Of all the lines here, how many include the string "рамках"? Answer with the number only.
━━━ Input ━━━
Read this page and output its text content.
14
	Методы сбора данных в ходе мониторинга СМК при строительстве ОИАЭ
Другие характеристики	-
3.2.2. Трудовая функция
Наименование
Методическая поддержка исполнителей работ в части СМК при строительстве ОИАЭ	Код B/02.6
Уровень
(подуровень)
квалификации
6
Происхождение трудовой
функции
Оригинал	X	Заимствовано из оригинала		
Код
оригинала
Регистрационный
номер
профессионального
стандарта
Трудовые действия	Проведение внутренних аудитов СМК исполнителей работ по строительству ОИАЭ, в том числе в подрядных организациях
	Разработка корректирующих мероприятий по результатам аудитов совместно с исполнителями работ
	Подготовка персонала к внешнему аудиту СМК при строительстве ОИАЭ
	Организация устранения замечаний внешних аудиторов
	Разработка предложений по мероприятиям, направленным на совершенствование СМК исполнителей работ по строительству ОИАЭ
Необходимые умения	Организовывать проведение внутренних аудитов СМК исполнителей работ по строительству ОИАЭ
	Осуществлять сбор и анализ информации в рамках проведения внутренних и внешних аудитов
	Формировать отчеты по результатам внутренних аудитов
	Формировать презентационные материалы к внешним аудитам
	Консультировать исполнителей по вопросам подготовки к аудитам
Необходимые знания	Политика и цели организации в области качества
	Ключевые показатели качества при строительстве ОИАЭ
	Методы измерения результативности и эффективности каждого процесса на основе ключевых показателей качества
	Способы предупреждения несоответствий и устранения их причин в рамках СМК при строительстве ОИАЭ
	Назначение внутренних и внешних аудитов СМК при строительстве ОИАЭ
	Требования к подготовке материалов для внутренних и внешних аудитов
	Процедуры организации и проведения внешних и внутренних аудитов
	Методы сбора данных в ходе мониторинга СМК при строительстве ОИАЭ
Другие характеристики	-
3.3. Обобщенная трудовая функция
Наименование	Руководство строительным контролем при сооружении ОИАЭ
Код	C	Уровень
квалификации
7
━━━
__Correct answer__: 2